-- start Dataset records --

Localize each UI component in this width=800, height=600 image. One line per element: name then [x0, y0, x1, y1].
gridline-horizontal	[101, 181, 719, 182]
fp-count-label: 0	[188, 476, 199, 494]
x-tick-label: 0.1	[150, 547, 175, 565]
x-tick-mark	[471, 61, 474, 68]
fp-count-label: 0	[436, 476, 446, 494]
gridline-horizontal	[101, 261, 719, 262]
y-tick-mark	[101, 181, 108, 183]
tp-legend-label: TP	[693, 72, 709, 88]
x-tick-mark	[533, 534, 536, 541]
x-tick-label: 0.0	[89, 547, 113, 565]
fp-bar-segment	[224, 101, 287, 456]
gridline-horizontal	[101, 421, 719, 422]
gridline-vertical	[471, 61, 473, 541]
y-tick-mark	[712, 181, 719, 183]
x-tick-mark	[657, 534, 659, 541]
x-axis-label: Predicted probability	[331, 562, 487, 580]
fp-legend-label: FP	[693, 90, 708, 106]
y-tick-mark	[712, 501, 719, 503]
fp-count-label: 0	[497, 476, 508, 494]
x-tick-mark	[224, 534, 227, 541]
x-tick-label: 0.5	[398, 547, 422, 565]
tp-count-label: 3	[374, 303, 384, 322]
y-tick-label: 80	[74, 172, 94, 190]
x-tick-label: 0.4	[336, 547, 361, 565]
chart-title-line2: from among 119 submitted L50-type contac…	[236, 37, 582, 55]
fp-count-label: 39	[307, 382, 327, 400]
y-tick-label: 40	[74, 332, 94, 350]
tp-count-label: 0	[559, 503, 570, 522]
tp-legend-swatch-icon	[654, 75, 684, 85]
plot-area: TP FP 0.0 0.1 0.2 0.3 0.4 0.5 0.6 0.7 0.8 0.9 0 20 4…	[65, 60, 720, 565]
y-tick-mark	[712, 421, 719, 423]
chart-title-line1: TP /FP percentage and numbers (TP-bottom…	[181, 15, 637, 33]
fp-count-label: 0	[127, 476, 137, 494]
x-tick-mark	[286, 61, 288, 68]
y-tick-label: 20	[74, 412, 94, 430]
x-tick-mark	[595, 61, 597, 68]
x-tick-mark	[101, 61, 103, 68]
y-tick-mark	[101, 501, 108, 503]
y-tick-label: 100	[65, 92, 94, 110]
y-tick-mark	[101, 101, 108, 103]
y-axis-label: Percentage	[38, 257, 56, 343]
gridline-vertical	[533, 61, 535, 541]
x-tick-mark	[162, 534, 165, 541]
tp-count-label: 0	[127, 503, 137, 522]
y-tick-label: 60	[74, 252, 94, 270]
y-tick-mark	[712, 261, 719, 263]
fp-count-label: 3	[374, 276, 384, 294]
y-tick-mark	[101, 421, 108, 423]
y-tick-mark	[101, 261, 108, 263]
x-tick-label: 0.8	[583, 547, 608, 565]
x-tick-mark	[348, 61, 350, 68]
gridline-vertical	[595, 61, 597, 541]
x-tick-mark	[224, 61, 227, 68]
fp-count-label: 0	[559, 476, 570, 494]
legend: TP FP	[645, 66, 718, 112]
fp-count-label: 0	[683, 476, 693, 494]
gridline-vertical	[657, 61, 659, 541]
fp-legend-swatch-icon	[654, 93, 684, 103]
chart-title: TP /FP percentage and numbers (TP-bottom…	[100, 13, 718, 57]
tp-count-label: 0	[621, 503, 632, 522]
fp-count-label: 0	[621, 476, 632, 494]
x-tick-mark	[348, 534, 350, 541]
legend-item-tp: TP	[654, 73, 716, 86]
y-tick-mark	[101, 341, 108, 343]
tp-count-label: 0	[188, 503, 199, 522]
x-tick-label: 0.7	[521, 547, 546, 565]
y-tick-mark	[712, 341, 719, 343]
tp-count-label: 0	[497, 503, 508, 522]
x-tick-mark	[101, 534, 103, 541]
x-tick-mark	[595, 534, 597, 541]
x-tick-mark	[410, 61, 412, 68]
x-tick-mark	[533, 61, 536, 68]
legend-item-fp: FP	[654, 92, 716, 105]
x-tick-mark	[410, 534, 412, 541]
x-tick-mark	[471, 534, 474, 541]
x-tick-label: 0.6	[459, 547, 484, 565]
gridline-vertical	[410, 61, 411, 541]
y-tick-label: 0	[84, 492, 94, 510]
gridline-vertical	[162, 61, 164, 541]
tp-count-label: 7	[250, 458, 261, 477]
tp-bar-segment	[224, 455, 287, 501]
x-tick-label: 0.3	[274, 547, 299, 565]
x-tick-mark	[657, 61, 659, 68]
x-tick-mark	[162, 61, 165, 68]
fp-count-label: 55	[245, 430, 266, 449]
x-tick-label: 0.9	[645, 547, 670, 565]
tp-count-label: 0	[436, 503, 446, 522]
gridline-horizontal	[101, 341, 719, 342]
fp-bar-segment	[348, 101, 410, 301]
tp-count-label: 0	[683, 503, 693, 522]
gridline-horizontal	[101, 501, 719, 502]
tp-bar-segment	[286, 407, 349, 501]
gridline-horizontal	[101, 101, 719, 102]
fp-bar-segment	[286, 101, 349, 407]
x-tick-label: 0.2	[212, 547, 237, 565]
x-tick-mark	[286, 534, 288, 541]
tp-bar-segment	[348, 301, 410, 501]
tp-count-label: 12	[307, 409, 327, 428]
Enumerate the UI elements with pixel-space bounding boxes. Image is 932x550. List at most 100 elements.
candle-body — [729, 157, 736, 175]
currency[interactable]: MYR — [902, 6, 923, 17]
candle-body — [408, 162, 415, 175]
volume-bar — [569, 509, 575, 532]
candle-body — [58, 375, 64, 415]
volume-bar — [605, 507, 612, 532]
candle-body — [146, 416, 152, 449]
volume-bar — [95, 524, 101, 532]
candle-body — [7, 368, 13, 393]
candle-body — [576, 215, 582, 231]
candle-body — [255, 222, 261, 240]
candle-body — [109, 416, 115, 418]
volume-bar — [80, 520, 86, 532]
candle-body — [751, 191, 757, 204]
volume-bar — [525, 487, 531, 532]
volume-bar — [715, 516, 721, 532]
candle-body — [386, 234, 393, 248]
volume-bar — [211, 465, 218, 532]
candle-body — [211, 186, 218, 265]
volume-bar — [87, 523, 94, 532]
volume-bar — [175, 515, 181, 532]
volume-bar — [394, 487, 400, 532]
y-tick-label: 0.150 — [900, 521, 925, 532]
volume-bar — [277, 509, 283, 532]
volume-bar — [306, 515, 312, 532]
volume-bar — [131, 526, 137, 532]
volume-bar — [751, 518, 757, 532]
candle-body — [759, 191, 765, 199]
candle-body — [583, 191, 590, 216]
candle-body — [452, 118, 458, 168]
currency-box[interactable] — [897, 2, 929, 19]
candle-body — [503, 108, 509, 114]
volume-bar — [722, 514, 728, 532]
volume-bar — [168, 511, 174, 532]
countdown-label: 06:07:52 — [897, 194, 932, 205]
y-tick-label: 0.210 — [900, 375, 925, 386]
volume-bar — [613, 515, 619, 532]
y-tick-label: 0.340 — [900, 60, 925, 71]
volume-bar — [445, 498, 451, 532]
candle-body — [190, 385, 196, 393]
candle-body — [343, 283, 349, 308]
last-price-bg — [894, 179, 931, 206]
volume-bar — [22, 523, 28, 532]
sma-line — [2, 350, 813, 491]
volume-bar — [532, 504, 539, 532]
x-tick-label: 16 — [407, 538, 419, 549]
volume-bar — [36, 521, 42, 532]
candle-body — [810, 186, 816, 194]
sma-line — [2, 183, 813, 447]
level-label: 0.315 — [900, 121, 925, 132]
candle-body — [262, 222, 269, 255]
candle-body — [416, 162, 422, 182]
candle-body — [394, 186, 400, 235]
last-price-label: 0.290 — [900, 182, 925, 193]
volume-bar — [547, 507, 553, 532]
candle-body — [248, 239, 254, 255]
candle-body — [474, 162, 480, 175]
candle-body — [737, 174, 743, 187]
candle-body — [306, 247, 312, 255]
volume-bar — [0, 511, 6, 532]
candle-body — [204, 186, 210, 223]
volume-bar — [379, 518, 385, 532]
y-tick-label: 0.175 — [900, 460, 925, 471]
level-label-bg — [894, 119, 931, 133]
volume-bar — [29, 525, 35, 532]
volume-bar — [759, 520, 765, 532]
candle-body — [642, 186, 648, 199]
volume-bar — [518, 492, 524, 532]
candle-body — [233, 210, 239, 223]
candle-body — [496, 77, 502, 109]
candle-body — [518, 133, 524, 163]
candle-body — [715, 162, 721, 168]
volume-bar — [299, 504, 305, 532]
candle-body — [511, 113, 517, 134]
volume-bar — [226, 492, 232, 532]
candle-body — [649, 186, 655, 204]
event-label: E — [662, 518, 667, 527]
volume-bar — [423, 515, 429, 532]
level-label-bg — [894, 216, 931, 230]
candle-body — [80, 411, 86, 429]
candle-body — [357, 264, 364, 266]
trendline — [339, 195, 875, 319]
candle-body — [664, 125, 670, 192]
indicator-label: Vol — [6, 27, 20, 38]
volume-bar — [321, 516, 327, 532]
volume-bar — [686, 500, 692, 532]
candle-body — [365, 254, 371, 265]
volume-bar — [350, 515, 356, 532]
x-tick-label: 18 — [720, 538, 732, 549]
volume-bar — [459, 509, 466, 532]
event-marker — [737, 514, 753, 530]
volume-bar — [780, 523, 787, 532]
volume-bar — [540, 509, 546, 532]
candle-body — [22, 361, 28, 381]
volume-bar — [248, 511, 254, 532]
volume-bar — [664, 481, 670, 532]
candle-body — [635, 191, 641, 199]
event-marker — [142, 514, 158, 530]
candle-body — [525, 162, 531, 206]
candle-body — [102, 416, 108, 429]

-- end Dataset records --

◆ **Problem requirements**: Reproduce everything from the beginning of the material down to the line containing "547, 361, 565]", and include that line.

◆ **Solution for this problem**:
Localize each UI component in this width=800, height=600 image. One line per element: name then [x0, y0, x1, y1].
gridline-horizontal	[101, 181, 719, 182]
fp-count-label: 0	[188, 476, 199, 494]
x-tick-label: 0.1	[150, 547, 175, 565]
x-tick-mark	[471, 61, 474, 68]
fp-count-label: 0	[436, 476, 446, 494]
gridline-horizontal	[101, 261, 719, 262]
y-tick-mark	[101, 181, 108, 183]
tp-legend-label: TP	[693, 72, 709, 88]
x-tick-mark	[533, 534, 536, 541]
x-tick-label: 0.0	[89, 547, 113, 565]
fp-bar-segment	[224, 101, 287, 456]
gridline-horizontal	[101, 421, 719, 422]
gridline-vertical	[471, 61, 473, 541]
y-tick-mark	[712, 181, 719, 183]
x-tick-mark	[657, 534, 659, 541]
x-axis-label: Predicted probability	[331, 562, 487, 580]
fp-legend-label: FP	[693, 90, 708, 106]
y-tick-mark	[712, 501, 719, 503]
fp-count-label: 0	[497, 476, 508, 494]
x-tick-mark	[224, 534, 227, 541]
x-tick-label: 0.5	[398, 547, 422, 565]
tp-count-label: 3	[374, 303, 384, 322]
y-tick-label: 80	[74, 172, 94, 190]
x-tick-label: 0.4	[336, 547, 361, 565]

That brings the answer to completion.